_Given exercise_
Report the total number of lines that include the string "surface", without any other text.

_Supplied data_
## Start
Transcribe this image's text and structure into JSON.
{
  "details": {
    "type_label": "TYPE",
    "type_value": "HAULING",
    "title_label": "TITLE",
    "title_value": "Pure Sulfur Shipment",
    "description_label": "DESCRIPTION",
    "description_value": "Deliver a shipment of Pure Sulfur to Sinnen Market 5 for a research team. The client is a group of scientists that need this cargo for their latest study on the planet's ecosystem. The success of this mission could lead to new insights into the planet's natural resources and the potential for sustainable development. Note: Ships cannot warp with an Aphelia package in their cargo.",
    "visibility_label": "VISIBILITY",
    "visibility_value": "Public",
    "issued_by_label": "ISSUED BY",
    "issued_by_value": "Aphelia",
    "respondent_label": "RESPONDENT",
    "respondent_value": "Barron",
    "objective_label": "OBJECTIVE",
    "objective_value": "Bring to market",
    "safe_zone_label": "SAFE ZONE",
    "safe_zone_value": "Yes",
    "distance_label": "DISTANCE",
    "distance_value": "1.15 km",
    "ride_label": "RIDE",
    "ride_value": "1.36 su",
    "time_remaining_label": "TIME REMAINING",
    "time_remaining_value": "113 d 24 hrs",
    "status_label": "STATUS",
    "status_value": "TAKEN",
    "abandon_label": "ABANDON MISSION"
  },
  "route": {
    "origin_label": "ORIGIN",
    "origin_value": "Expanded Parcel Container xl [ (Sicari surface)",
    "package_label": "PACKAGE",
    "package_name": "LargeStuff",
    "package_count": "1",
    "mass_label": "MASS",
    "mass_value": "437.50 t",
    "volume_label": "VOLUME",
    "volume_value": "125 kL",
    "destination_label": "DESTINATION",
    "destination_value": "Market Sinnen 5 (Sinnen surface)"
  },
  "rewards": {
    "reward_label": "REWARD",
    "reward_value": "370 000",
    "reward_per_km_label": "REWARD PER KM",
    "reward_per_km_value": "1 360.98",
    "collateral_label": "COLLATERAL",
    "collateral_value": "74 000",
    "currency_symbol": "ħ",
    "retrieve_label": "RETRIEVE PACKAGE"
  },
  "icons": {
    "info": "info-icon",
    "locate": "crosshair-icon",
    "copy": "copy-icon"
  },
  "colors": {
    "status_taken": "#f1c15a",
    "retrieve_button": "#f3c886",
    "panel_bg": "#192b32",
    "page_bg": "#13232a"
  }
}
## End
_Solution below_
2